## [Figure record extracts]
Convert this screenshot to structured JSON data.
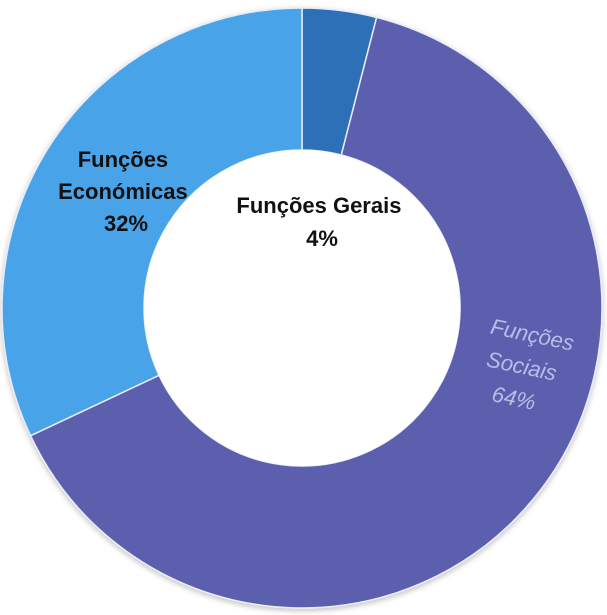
{
  "chart_data": {
    "type": "pie",
    "donut": true,
    "title": "",
    "slices": [
      {
        "name_lines": [
          "Funções Gerais"
        ],
        "pct": "4%",
        "value": 4,
        "color": "#2f6fb8"
      },
      {
        "name_lines": [
          "Funções",
          "Sociais"
        ],
        "pct": "64%",
        "value": 64,
        "color": "#5b5fae"
      },
      {
        "name_lines": [
          "Funções",
          "Económicas"
        ],
        "pct": "32%",
        "value": 32,
        "color": "#4aa3e8"
      }
    ],
    "start_angle_deg": 0,
    "direction": "clockwise"
  }
}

## [Given exercise]
Transcribe the preceding listing in its entirety and with exact wording, leaving out pictures.

## [Task result]
Convert this screenshot to structured JSON data.
{
  "chart_data": {
    "type": "pie",
    "donut": true,
    "title": "",
    "slices": [
      {
        "name_lines": [
          "Funções Gerais"
        ],
        "pct": "4%",
        "value": 4,
        "color": "#2f6fb8"
      },
      {
        "name_lines": [
          "Funções",
          "Sociais"
        ],
        "pct": "64%",
        "value": 64,
        "color": "#5b5fae"
      },
      {
        "name_lines": [
          "Funções",
          "Económicas"
        ],
        "pct": "32%",
        "value": 32,
        "color": "#4aa3e8"
      }
    ],
    "start_angle_deg": 0,
    "direction": "clockwise"
  }
}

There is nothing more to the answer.